* _EXERCISE_
Restate the whole of the material. Keep every word, and drop the pictures.

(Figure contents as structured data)

## begin

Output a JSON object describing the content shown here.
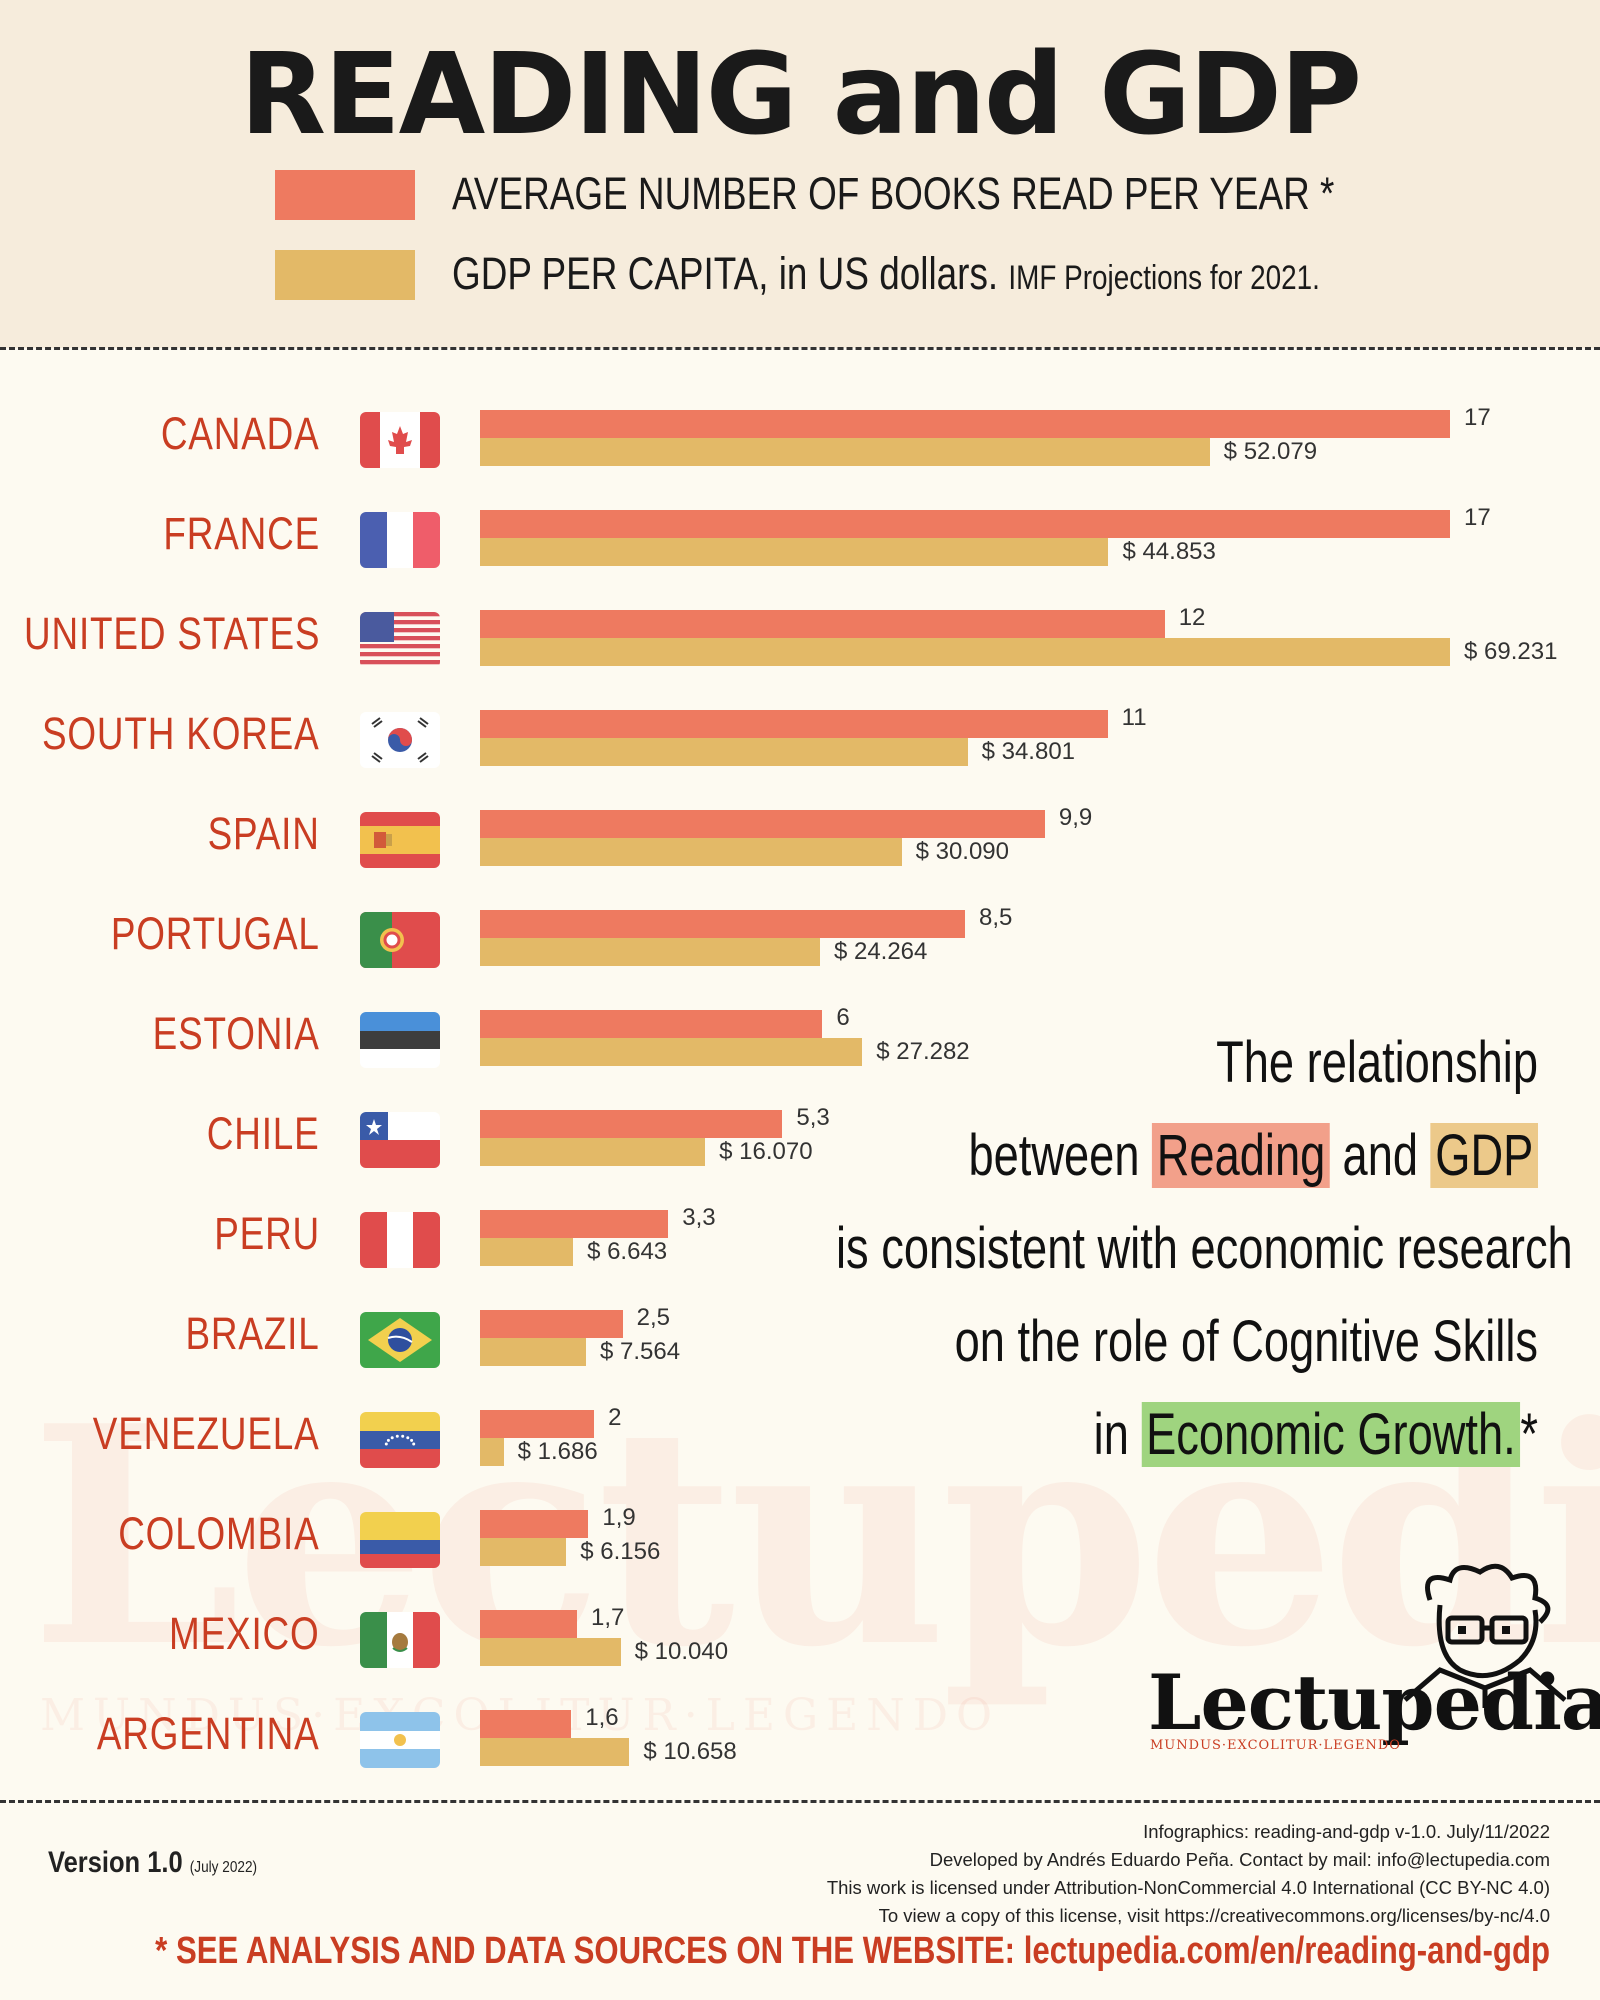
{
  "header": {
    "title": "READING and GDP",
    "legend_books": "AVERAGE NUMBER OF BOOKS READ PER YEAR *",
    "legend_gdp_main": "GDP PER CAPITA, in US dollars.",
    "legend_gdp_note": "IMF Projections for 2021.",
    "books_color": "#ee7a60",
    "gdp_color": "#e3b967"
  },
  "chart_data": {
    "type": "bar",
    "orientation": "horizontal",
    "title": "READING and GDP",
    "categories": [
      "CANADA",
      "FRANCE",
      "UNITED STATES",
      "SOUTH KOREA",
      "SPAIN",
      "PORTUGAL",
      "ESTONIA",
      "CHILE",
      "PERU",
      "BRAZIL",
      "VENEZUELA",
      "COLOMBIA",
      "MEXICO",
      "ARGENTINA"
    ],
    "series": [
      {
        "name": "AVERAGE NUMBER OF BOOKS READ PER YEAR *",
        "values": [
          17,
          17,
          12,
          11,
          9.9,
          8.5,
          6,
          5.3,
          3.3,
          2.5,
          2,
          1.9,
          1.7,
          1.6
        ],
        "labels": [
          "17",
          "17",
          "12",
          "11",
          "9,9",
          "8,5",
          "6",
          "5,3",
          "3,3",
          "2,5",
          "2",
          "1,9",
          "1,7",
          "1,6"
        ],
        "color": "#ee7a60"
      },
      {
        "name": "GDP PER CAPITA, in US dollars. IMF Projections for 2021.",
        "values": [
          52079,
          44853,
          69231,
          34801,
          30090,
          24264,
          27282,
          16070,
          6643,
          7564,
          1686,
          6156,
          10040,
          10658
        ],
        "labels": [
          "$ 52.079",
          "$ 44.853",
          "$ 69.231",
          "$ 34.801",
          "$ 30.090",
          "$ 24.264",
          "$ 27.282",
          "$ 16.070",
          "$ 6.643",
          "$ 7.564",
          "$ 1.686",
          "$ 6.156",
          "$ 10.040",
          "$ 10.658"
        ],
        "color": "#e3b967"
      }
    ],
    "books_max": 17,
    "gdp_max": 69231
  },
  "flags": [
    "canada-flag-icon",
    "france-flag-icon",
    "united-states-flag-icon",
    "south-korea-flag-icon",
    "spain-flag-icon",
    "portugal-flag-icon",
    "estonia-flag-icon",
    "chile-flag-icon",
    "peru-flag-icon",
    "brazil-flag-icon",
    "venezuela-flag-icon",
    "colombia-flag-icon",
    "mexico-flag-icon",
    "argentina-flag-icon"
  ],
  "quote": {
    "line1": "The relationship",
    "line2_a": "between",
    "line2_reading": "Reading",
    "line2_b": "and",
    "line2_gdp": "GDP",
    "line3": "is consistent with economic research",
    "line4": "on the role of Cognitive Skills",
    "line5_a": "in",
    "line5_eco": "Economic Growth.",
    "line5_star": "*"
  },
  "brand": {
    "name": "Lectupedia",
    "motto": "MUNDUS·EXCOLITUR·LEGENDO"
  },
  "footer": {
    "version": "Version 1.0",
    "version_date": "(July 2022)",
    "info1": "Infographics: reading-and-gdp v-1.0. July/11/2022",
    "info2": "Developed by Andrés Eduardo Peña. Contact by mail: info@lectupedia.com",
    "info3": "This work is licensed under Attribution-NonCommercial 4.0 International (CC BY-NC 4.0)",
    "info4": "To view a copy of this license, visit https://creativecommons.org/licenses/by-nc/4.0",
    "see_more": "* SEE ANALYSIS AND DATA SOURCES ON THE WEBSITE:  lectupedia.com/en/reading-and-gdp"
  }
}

## end

* _REPLY_
Output a JSON object describing the content shown here.
{
  "header": {
    "title": "READING and GDP",
    "legend_books": "AVERAGE NUMBER OF BOOKS READ PER YEAR *",
    "legend_gdp_main": "GDP PER CAPITA, in US dollars.",
    "legend_gdp_note": "IMF Projections for 2021.",
    "books_color": "#ee7a60",
    "gdp_color": "#e3b967"
  },
  "chart_data": {
    "type": "bar",
    "orientation": "horizontal",
    "title": "READING and GDP",
    "categories": [
      "CANADA",
      "FRANCE",
      "UNITED STATES",
      "SOUTH KOREA",
      "SPAIN",
      "PORTUGAL",
      "ESTONIA",
      "CHILE",
      "PERU",
      "BRAZIL",
      "VENEZUELA",
      "COLOMBIA",
      "MEXICO",
      "ARGENTINA"
    ],
    "series": [
      {
        "name": "AVERAGE NUMBER OF BOOKS READ PER YEAR *",
        "values": [
          17,
          17,
          12,
          11,
          9.9,
          8.5,
          6,
          5.3,
          3.3,
          2.5,
          2,
          1.9,
          1.7,
          1.6
        ],
        "labels": [
          "17",
          "17",
          "12",
          "11",
          "9,9",
          "8,5",
          "6",
          "5,3",
          "3,3",
          "2,5",
          "2",
          "1,9",
          "1,7",
          "1,6"
        ],
        "color": "#ee7a60"
      },
      {
        "name": "GDP PER CAPITA, in US dollars. IMF Projections for 2021.",
        "values": [
          52079,
          44853,
          69231,
          34801,
          30090,
          24264,
          27282,
          16070,
          6643,
          7564,
          1686,
          6156,
          10040,
          10658
        ],
        "labels": [
          "$ 52.079",
          "$ 44.853",
          "$ 69.231",
          "$ 34.801",
          "$ 30.090",
          "$ 24.264",
          "$ 27.282",
          "$ 16.070",
          "$ 6.643",
          "$ 7.564",
          "$ 1.686",
          "$ 6.156",
          "$ 10.040",
          "$ 10.658"
        ],
        "color": "#e3b967"
      }
    ],
    "books_max": 17,
    "gdp_max": 69231
  },
  "flags": [
    "canada-flag-icon",
    "france-flag-icon",
    "united-states-flag-icon",
    "south-korea-flag-icon",
    "spain-flag-icon",
    "portugal-flag-icon",
    "estonia-flag-icon",
    "chile-flag-icon",
    "peru-flag-icon",
    "brazil-flag-icon",
    "venezuela-flag-icon",
    "colombia-flag-icon",
    "mexico-flag-icon",
    "argentina-flag-icon"
  ],
  "quote": {
    "line1": "The relationship",
    "line2_a": "between",
    "line2_reading": "Reading",
    "line2_b": "and",
    "line2_gdp": "GDP",
    "line3": "is consistent with economic research",
    "line4": "on the role of Cognitive Skills",
    "line5_a": "in",
    "line5_eco": "Economic Growth.",
    "line5_star": "*"
  },
  "brand": {
    "name": "Lectupedia",
    "motto": "MUNDUS·EXCOLITUR·LEGENDO"
  },
  "footer": {
    "version": "Version 1.0",
    "version_date": "(July 2022)",
    "info1": "Infographics: reading-and-gdp v-1.0. July/11/2022",
    "info2": "Developed by Andrés Eduardo Peña. Contact by mail: info@lectupedia.com",
    "info3": "This work is licensed under Attribution-NonCommercial 4.0 International (CC BY-NC 4.0)",
    "info4": "To view a copy of this license, visit https://creativecommons.org/licenses/by-nc/4.0",
    "see_more": "* SEE ANALYSIS AND DATA SOURCES ON THE WEBSITE:  lectupedia.com/en/reading-and-gdp"
  }
}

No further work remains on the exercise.